Collection entries
* * * * * * *

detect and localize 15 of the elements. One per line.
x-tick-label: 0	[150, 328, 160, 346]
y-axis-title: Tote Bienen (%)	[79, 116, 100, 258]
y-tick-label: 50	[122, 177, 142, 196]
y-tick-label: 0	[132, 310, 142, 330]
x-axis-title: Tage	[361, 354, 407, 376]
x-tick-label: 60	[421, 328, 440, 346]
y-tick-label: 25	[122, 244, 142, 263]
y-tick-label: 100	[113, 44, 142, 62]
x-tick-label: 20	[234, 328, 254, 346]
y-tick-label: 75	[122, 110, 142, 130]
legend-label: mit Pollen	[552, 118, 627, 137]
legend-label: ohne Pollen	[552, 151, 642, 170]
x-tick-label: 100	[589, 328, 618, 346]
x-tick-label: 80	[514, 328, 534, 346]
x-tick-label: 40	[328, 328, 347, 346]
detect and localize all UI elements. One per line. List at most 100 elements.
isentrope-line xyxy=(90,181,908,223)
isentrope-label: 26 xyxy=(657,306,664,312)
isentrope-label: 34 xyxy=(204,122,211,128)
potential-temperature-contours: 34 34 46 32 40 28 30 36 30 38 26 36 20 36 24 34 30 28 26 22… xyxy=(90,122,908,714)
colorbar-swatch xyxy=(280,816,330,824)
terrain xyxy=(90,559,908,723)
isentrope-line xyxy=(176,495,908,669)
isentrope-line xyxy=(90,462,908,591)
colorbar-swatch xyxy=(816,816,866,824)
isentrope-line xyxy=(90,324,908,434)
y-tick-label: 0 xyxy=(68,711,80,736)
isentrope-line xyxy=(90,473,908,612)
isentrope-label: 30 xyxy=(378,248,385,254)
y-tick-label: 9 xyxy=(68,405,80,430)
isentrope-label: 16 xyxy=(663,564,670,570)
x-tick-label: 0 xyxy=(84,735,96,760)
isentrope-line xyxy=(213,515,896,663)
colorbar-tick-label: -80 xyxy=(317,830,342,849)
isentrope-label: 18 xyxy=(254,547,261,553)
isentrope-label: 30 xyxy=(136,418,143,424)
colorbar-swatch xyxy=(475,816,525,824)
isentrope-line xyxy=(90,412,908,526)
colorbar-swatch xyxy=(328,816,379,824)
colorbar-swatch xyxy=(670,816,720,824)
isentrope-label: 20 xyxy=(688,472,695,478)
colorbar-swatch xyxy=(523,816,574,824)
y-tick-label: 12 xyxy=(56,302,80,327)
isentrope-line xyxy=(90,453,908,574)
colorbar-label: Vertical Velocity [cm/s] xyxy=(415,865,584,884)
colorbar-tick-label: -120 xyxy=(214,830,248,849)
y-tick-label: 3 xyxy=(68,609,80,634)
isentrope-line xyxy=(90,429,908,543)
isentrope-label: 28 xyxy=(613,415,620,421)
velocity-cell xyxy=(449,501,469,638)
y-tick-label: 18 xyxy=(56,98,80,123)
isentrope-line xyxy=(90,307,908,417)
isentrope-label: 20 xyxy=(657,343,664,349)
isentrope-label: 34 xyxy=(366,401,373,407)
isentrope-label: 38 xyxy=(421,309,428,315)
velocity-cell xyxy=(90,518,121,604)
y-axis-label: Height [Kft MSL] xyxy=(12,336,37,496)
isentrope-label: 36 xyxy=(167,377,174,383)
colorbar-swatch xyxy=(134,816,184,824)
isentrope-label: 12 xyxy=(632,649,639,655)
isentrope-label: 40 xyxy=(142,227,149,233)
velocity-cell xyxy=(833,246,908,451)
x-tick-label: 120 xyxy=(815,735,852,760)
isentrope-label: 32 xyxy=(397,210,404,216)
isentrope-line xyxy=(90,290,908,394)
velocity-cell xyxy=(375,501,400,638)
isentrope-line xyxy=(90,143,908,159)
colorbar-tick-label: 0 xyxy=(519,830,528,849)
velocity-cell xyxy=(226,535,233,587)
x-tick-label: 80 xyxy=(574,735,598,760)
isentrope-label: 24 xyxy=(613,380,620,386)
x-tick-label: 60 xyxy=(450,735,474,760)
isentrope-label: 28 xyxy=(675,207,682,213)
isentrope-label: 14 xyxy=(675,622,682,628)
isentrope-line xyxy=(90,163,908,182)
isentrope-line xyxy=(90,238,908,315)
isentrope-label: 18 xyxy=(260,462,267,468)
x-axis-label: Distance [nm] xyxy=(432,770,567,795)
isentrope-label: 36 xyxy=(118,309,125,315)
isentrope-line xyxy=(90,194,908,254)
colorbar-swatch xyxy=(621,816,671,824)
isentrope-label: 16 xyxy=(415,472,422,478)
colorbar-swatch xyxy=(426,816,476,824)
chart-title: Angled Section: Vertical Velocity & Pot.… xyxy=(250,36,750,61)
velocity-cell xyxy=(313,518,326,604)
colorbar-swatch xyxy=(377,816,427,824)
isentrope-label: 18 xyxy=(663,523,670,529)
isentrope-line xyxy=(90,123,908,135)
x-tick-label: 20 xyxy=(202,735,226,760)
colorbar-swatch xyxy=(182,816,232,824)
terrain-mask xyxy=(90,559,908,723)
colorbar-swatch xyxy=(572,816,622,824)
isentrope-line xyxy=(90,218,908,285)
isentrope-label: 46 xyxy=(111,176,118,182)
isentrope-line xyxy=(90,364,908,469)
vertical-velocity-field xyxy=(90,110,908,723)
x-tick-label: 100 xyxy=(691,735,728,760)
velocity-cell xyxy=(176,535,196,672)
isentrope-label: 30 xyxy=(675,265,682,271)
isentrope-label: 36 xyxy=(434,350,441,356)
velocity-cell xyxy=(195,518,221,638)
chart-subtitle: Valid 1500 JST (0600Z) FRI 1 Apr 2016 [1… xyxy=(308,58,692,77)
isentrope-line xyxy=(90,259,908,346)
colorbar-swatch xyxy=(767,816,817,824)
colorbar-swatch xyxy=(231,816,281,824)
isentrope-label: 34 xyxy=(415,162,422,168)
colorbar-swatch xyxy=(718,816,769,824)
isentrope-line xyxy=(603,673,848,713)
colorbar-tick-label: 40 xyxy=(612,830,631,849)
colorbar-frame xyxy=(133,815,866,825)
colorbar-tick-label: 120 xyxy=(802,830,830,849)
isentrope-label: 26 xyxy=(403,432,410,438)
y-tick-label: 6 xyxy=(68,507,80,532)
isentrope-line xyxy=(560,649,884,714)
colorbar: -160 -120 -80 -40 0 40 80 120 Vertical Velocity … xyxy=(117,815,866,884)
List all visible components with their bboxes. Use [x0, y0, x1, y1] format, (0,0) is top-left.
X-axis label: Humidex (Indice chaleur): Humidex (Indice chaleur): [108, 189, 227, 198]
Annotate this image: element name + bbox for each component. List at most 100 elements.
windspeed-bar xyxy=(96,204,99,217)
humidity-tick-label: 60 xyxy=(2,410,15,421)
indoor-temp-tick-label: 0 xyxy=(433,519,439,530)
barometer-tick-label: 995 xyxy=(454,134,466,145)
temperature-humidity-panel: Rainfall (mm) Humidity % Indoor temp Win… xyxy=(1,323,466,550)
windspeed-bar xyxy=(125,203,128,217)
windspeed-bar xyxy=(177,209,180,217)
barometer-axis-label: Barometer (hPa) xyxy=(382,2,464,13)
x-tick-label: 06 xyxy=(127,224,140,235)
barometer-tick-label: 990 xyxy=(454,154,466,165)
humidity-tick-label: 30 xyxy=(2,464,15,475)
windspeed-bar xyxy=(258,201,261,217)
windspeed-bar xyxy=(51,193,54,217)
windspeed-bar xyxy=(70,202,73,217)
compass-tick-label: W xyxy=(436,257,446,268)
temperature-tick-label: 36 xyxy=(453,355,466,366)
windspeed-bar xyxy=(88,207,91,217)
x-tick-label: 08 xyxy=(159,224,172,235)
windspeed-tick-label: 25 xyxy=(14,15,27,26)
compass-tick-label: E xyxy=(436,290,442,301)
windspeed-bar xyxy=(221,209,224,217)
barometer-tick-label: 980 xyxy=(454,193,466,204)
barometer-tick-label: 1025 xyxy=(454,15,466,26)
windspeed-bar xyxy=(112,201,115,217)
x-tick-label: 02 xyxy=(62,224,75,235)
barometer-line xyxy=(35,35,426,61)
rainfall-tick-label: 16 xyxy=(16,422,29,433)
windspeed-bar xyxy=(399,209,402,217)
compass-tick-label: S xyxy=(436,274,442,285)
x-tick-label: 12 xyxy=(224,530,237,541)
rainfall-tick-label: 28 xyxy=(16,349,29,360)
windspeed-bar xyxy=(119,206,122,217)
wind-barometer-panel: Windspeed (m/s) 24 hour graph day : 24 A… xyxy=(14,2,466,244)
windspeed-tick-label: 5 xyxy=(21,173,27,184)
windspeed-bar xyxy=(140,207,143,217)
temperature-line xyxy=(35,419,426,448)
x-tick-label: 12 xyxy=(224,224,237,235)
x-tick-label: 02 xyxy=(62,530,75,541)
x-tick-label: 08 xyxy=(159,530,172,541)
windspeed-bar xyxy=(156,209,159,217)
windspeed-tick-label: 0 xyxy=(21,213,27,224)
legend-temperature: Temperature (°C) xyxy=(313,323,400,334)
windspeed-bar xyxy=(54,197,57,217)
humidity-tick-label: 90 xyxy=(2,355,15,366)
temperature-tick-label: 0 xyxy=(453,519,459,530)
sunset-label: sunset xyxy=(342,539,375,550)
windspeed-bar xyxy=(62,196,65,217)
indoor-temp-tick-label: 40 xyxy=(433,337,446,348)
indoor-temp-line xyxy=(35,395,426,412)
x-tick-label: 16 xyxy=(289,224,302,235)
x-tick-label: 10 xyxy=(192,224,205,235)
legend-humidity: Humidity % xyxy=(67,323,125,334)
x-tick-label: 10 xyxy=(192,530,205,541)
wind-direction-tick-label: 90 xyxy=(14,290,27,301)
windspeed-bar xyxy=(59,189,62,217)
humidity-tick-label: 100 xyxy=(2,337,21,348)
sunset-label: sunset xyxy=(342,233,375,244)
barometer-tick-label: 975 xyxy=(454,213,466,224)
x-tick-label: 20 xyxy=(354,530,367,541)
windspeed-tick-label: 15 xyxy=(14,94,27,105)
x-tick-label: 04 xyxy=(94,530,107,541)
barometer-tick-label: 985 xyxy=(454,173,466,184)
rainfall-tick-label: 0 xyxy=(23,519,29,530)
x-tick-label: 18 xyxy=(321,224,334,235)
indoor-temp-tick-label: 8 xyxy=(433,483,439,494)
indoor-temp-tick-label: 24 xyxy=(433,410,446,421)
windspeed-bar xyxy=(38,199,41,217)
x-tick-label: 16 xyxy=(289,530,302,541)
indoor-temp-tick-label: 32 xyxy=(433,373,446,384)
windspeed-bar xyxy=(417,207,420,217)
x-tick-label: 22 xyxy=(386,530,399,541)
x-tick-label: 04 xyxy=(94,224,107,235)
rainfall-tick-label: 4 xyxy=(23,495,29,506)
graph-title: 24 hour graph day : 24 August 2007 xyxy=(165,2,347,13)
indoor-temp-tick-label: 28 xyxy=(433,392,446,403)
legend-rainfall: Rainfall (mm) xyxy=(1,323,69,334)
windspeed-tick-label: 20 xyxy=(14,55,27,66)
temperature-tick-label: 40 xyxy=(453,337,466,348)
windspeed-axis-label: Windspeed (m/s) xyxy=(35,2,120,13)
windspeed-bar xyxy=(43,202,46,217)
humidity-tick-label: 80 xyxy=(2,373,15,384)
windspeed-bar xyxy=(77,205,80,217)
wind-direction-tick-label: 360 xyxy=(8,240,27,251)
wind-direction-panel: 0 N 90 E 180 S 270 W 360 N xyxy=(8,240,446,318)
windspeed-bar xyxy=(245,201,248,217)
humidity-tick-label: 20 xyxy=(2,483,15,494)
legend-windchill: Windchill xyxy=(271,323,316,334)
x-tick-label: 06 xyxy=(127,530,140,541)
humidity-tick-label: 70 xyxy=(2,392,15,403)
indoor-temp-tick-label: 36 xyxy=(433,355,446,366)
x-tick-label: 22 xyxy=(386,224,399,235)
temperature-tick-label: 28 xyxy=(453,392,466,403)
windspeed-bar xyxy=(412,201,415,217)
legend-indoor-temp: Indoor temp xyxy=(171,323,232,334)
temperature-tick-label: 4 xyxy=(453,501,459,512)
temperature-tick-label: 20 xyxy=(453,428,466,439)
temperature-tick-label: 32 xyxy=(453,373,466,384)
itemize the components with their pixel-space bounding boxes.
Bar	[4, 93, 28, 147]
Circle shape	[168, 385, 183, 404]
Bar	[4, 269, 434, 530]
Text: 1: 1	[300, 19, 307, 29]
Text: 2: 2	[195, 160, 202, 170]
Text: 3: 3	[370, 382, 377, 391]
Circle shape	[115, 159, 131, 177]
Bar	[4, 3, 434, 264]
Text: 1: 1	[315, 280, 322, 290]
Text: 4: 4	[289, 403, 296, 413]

* * * * * * *

[Required work]:
Lay out the listing, from its first line through the line containing "110, 142, 130]", as a Markdown table with columns No. and Entry. Give each non-blank line its own numbered row.

[Full response]:
| No. | Entry |
|---|---|
| 1 | detect and localize 15 of the elements. One per line. |
| 2 | x-tick-label: 0	[150, 328, 160, 346] |
| 3 | y-axis-title: Tote Bienen (%)	[79, 116, 100, 258] |
| 4 | y-tick-label: 50	[122, 177, 142, 196] |
| 5 | y-tick-label: 0	[132, 310, 142, 330] |
| 6 | x-axis-title: Tage	[361, 354, 407, 376] |
| 7 | x-tick-label: 60	[421, 328, 440, 346] |
| 8 | y-tick-label: 25	[122, 244, 142, 263] |
| 9 | y-tick-label: 100	[113, 44, 142, 62] |
| 10 | x-tick-label: 20	[234, 328, 254, 346] |
| 11 | y-tick-label: 75	[122, 110, 142, 130] |